▶ _Exercise description_
Copy each line that contains the word "Panasonic".

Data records
------------------------------------------------

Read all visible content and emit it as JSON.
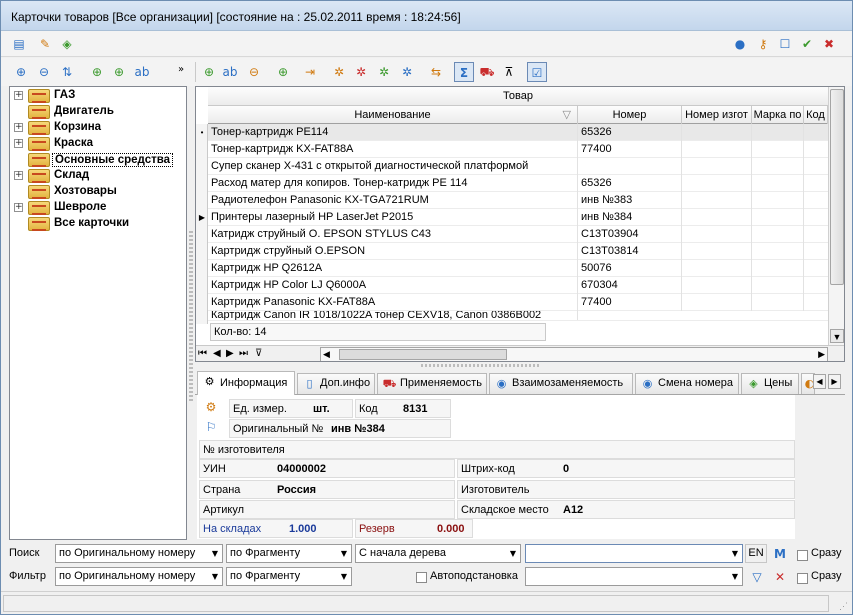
{
  "window": {
    "title": "Карточки товаров  [Все организации] [состояние на : 25.02.2011  время : 18:24:56]"
  },
  "toolbar_top": {
    "left_icons": [
      "report-icon",
      "edit-icon",
      "tag-icon"
    ],
    "right_icons": [
      "help-icon",
      "key-icon",
      "maximize-icon",
      "ok-icon",
      "close-icon"
    ]
  },
  "toolbar_tree": {
    "icons": [
      "zoom-in-icon",
      "zoom-out-icon",
      "sort-az-icon",
      "add-icon",
      "add-copy-icon",
      "rename-icon",
      "more-icon"
    ]
  },
  "toolbar_grid": {
    "icons": [
      "add-icon",
      "edit-icon",
      "delete-icon",
      "add-copy-icon",
      "move-icon",
      "settings-icon",
      "settings-remove-icon",
      "settings-green-icon",
      "settings-blue-icon",
      "group-icon",
      "sum-icon",
      "truck-icon",
      "clear-filter-icon",
      "checklist-icon"
    ]
  },
  "tree": [
    {
      "label": "ГАЗ",
      "expandable": true
    },
    {
      "label": "Двигатель",
      "expandable": false
    },
    {
      "label": "Корзина",
      "expandable": true
    },
    {
      "label": "Краска",
      "expandable": true
    },
    {
      "label": "Основные средства",
      "expandable": false,
      "selected": true
    },
    {
      "label": "Склад",
      "expandable": true
    },
    {
      "label": "Хозтовары",
      "expandable": false
    },
    {
      "label": "Шевроле",
      "expandable": true
    },
    {
      "label": "Все карточки",
      "expandable": false
    }
  ],
  "grid": {
    "group_header": "Товар",
    "columns": [
      "Наименование",
      "Номер",
      "Номер изгот",
      "Марка по",
      "Код"
    ],
    "rows": [
      {
        "name": "Тонер-картридж PE114",
        "number": "65326",
        "indicator": "•"
      },
      {
        "name": "Тонер-картридж KX-FAT88A",
        "number": "77400",
        "indicator": ""
      },
      {
        "name": "Супер сканер X-431 с открытой диагностической платформой",
        "number": "",
        "indicator": ""
      },
      {
        "name": "Расход матер для копиров. Тонер-катридж PE 114",
        "number": "65326",
        "indicator": ""
      },
      {
        "name": "Радиотелефон Panasonic KX-TGA721RUM",
        "number": "инв №383",
        "indicator": ""
      },
      {
        "name": "Принтеры лазерный HP LaserJet P2015",
        "number": "инв №384",
        "indicator": "▶"
      },
      {
        "name": "Катридж струйный O. EPSON STYLUS C43",
        "number": "C13T03904",
        "indicator": ""
      },
      {
        "name": "Картридж струйный O.EPSON",
        "number": "C13T03814",
        "indicator": ""
      },
      {
        "name": "Картридж HP Q2612A",
        "number": "50076",
        "indicator": ""
      },
      {
        "name": "Картридж HP Color LJ Q6000A",
        "number": "670304",
        "indicator": ""
      },
      {
        "name": "Картридж Panasonic KX-FAT88A",
        "number": "77400",
        "indicator": ""
      },
      {
        "name": "Картридж Canon IR 1018/1022A тонер CEXV18, Canon 0386B002",
        "number": "",
        "indicator": ""
      }
    ],
    "count_label": "Кол-во: 14",
    "nav": [
      "⏮",
      "◀",
      "▶",
      "⏭"
    ]
  },
  "tabs": [
    {
      "label": "Информация",
      "icon": "gear-icon",
      "active": true
    },
    {
      "label": "Доп.инфо",
      "icon": "document-icon",
      "active": false
    },
    {
      "label": "Применяемость",
      "icon": "truck-icon",
      "active": false
    },
    {
      "label": "Взаимозаменяемость",
      "icon": "swap-icon",
      "active": false
    },
    {
      "label": "Смена номера",
      "icon": "swap-icon",
      "active": false
    },
    {
      "label": "Цены",
      "icon": "tag-icon",
      "active": false
    }
  ],
  "info": {
    "unit_label": "Ед. измер.",
    "unit_value": "шт.",
    "code_label": "Код",
    "code_value": "8131",
    "original_label": "Оригинальный №",
    "original_value": "инв №384",
    "mfr_number_label": "№ изготовителя",
    "uin_label": "УИН",
    "uin_value": "04000002",
    "barcode_label": "Штрих-код",
    "barcode_value": "0",
    "country_label": "Страна",
    "country_value": "Россия",
    "maker_label": "Изготовитель",
    "article_label": "Артикул",
    "location_label": "Складское место",
    "location_value": "A12",
    "stock_label": "На складах",
    "stock_value": "1.000",
    "reserve_label": "Резерв",
    "reserve_value": "0.000",
    "colors": {
      "stock": "#1a3a9a",
      "reserve": "#8a1010"
    }
  },
  "search": {
    "label": "Поиск",
    "by": "по Оригинальному номеру",
    "mode": "по Фрагменту",
    "scope": "С начала дерева",
    "text": "",
    "lang": "EN",
    "at_once": "Сразу"
  },
  "filter": {
    "label": "Фильтр",
    "by": "по Оригинальному номеру",
    "mode": "по Фрагменту",
    "autocomplete": "Автоподстановка",
    "text": "",
    "at_once": "Сразу"
  }
}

------------------------------------------------

▶ _Written solution_
        "name": "Радиотелефон Panasonic KX-TGA721RUM",
        "name": "Картридж Panasonic KX-FAT88A",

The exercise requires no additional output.